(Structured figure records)
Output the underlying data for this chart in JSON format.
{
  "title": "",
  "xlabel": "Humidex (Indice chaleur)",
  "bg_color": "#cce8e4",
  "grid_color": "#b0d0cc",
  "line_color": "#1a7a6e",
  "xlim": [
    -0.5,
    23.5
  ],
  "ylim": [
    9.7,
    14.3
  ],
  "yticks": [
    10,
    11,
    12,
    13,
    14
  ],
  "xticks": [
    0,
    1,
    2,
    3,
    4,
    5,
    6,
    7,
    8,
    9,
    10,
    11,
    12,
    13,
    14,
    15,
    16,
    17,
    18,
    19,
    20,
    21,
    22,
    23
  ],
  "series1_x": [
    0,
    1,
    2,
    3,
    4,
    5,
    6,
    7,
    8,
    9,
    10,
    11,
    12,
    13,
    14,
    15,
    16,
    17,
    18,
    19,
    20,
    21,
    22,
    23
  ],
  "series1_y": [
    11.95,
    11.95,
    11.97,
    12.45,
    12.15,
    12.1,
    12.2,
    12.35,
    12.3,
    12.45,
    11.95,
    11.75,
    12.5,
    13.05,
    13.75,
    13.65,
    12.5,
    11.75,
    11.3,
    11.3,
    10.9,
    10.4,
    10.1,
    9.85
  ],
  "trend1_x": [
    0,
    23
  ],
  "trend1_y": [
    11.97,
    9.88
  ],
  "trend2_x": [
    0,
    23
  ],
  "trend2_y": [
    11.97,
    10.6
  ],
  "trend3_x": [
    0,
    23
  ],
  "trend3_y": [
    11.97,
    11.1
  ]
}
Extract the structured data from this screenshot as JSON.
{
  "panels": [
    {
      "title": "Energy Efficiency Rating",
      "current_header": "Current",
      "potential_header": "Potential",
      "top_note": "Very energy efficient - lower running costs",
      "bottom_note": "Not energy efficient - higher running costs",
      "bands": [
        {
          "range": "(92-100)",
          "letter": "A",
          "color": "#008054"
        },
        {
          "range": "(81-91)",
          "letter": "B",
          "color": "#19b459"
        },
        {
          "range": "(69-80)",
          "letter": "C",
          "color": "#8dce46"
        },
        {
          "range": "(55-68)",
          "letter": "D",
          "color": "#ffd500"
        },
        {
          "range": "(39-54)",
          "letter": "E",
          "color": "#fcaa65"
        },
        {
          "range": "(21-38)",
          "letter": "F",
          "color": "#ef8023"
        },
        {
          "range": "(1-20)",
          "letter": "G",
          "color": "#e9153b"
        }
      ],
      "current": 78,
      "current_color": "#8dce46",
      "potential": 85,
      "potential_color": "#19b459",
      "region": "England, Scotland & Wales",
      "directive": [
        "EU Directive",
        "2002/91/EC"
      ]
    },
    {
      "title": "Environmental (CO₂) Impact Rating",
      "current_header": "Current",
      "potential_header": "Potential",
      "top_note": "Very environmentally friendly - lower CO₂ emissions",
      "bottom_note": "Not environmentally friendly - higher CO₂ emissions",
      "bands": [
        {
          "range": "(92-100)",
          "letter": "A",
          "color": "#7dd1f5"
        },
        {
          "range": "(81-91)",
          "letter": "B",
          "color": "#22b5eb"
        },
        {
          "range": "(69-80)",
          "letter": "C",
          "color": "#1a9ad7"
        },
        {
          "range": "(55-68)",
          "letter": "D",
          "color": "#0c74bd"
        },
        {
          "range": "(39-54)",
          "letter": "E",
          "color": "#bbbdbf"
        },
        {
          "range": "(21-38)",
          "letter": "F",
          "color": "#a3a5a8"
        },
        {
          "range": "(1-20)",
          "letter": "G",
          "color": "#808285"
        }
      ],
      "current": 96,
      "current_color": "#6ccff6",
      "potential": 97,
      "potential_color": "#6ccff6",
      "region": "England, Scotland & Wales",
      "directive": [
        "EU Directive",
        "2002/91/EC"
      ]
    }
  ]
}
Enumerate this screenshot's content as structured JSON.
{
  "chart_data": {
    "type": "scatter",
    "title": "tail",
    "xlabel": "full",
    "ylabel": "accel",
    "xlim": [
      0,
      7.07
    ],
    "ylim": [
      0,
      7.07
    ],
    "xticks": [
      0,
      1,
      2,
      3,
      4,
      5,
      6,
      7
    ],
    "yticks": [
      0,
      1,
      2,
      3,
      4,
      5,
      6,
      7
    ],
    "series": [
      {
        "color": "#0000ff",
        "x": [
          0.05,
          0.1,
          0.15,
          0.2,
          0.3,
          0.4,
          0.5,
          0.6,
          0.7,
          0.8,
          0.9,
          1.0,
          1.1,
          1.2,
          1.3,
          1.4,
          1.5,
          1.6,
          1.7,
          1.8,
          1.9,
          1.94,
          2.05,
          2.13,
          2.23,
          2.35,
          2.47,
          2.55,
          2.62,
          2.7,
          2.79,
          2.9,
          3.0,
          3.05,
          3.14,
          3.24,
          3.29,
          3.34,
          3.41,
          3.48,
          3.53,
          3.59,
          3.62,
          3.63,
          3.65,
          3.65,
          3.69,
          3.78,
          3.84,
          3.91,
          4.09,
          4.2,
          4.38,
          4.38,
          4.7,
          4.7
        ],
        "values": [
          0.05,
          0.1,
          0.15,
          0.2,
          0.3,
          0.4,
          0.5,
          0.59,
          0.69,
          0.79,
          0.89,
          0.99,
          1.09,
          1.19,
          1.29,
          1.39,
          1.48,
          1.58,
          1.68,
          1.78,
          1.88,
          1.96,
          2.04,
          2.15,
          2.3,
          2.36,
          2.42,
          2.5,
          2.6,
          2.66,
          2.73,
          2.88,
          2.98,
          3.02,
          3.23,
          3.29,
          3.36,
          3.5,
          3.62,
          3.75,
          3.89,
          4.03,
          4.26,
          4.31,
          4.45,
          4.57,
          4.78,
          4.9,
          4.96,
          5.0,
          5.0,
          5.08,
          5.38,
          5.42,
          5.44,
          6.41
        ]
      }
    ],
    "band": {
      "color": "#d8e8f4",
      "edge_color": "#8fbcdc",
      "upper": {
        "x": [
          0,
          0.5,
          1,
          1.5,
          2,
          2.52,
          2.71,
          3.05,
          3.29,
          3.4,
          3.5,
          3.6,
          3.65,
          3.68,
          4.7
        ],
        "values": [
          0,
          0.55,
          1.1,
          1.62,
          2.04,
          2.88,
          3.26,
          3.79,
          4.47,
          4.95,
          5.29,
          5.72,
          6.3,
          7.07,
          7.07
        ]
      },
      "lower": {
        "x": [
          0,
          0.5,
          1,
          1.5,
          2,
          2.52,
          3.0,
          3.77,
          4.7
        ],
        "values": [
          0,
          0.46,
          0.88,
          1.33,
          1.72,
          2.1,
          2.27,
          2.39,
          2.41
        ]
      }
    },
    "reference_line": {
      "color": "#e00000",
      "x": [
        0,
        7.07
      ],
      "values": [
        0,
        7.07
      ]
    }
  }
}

### [WHAT YOU WILL DO]
Write every record out again, unaltered.

### [THE COMPLETED TASK]
Output the underlying data for this chart in JSON format.
{
  "title": "",
  "xlabel": "Humidex (Indice chaleur)",
  "bg_color": "#cce8e4",
  "grid_color": "#b0d0cc",
  "line_color": "#1a7a6e",
  "xlim": [
    -0.5,
    23.5
  ],
  "ylim": [
    9.7,
    14.3
  ],
  "yticks": [
    10,
    11,
    12,
    13,
    14
  ],
  "xticks": [
    0,
    1,
    2,
    3,
    4,
    5,
    6,
    7,
    8,
    9,
    10,
    11,
    12,
    13,
    14,
    15,
    16,
    17,
    18,
    19,
    20,
    21,
    22,
    23
  ],
  "series1_x": [
    0,
    1,
    2,
    3,
    4,
    5,
    6,
    7,
    8,
    9,
    10,
    11,
    12,
    13,
    14,
    15,
    16,
    17,
    18,
    19,
    20,
    21,
    22,
    23
  ],
  "series1_y": [
    11.95,
    11.95,
    11.97,
    12.45,
    12.15,
    12.1,
    12.2,
    12.35,
    12.3,
    12.45,
    11.95,
    11.75,
    12.5,
    13.05,
    13.75,
    13.65,
    12.5,
    11.75,
    11.3,
    11.3,
    10.9,
    10.4,
    10.1,
    9.85
  ],
  "trend1_x": [
    0,
    23
  ],
  "trend1_y": [
    11.97,
    9.88
  ],
  "trend2_x": [
    0,
    23
  ],
  "trend2_y": [
    11.97,
    10.6
  ],
  "trend3_x": [
    0,
    23
  ],
  "trend3_y": [
    11.97,
    11.1
  ]
}
Extract the structured data from this screenshot as JSON.
{
  "panels": [
    {
      "title": "Energy Efficiency Rating",
      "current_header": "Current",
      "potential_header": "Potential",
      "top_note": "Very energy efficient - lower running costs",
      "bottom_note": "Not energy efficient - higher running costs",
      "bands": [
        {
          "range": "(92-100)",
          "letter": "A",
          "color": "#008054"
        },
        {
          "range": "(81-91)",
          "letter": "B",
          "color": "#19b459"
        },
        {
          "range": "(69-80)",
          "letter": "C",
          "color": "#8dce46"
        },
        {
          "range": "(55-68)",
          "letter": "D",
          "color": "#ffd500"
        },
        {
          "range": "(39-54)",
          "letter": "E",
          "color": "#fcaa65"
        },
        {
          "range": "(21-38)",
          "letter": "F",
          "color": "#ef8023"
        },
        {
          "range": "(1-20)",
          "letter": "G",
          "color": "#e9153b"
        }
      ],
      "current": 78,
      "current_color": "#8dce46",
      "potential": 85,
      "potential_color": "#19b459",
      "region": "England, Scotland & Wales",
      "directive": [
        "EU Directive",
        "2002/91/EC"
      ]
    },
    {
      "title": "Environmental (CO₂) Impact Rating",
      "current_header": "Current",
      "potential_header": "Potential",
      "top_note": "Very environmentally friendly - lower CO₂ emissions",
      "bottom_note": "Not environmentally friendly - higher CO₂ emissions",
      "bands": [
        {
          "range": "(92-100)",
          "letter": "A",
          "color": "#7dd1f5"
        },
        {
          "range": "(81-91)",
          "letter": "B",
          "color": "#22b5eb"
        },
        {
          "range": "(69-80)",
          "letter": "C",
          "color": "#1a9ad7"
        },
        {
          "range": "(55-68)",
          "letter": "D",
          "color": "#0c74bd"
        },
        {
          "range": "(39-54)",
          "letter": "E",
          "color": "#bbbdbf"
        },
        {
          "range": "(21-38)",
          "letter": "F",
          "color": "#a3a5a8"
        },
        {
          "range": "(1-20)",
          "letter": "G",
          "color": "#808285"
        }
      ],
      "current": 96,
      "current_color": "#6ccff6",
      "potential": 97,
      "potential_color": "#6ccff6",
      "region": "England, Scotland & Wales",
      "directive": [
        "EU Directive",
        "2002/91/EC"
      ]
    }
  ]
}
Enumerate this screenshot's content as structured JSON.
{
  "chart_data": {
    "type": "scatter",
    "title": "tail",
    "xlabel": "full",
    "ylabel": "accel",
    "xlim": [
      0,
      7.07
    ],
    "ylim": [
      0,
      7.07
    ],
    "xticks": [
      0,
      1,
      2,
      3,
      4,
      5,
      6,
      7
    ],
    "yticks": [
      0,
      1,
      2,
      3,
      4,
      5,
      6,
      7
    ],
    "series": [
      {
        "color": "#0000ff",
        "x": [
          0.05,
          0.1,
          0.15,
          0.2,
          0.3,
          0.4,
          0.5,
          0.6,
          0.7,
          0.8,
          0.9,
          1.0,
          1.1,
          1.2,
          1.3,
          1.4,
          1.5,
          1.6,
          1.7,
          1.8,
          1.9,
          1.94,
          2.05,
          2.13,
          2.23,
          2.35,
          2.47,
          2.55,
          2.62,
          2.7,
          2.79,
          2.9,
          3.0,
          3.05,
          3.14,
          3.24,
          3.29,
          3.34,
          3.41,
          3.48,
          3.53,
          3.59,
          3.62,
          3.63,
          3.65,
          3.65,
          3.69,
          3.78,
          3.84,
          3.91,
          4.09,
          4.2,
          4.38,
          4.38,
          4.7,
          4.7
        ],
        "values": [
          0.05,
          0.1,
          0.15,
          0.2,
          0.3,
          0.4,
          0.5,
          0.59,
          0.69,
          0.79,
          0.89,
          0.99,
          1.09,
          1.19,
          1.29,
          1.39,
          1.48,
          1.58,
          1.68,
          1.78,
          1.88,
          1.96,
          2.04,
          2.15,
          2.3,
          2.36,
          2.42,
          2.5,
          2.6,
          2.66,
          2.73,
          2.88,
          2.98,
          3.02,
          3.23,
          3.29,
          3.36,
          3.5,
          3.62,
          3.75,
          3.89,
          4.03,
          4.26,
          4.31,
          4.45,
          4.57,
          4.78,
          4.9,
          4.96,
          5.0,
          5.0,
          5.08,
          5.38,
          5.42,
          5.44,
          6.41
        ]
      }
    ],
    "band": {
      "color": "#d8e8f4",
      "edge_color": "#8fbcdc",
      "upper": {
        "x": [
          0,
          0.5,
          1,
          1.5,
          2,
          2.52,
          2.71,
          3.05,
          3.29,
          3.4,
          3.5,
          3.6,
          3.65,
          3.68,
          4.7
        ],
        "values": [
          0,
          0.55,
          1.1,
          1.62,
          2.04,
          2.88,
          3.26,
          3.79,
          4.47,
          4.95,
          5.29,
          5.72,
          6.3,
          7.07,
          7.07
        ]
      },
      "lower": {
        "x": [
          0,
          0.5,
          1,
          1.5,
          2,
          2.52,
          3.0,
          3.77,
          4.7
        ],
        "values": [
          0,
          0.46,
          0.88,
          1.33,
          1.72,
          2.1,
          2.27,
          2.39,
          2.41
        ]
      }
    },
    "reference_line": {
      "color": "#e00000",
      "x": [
        0,
        7.07
      ],
      "values": [
        0,
        7.07
      ]
    }
  }
}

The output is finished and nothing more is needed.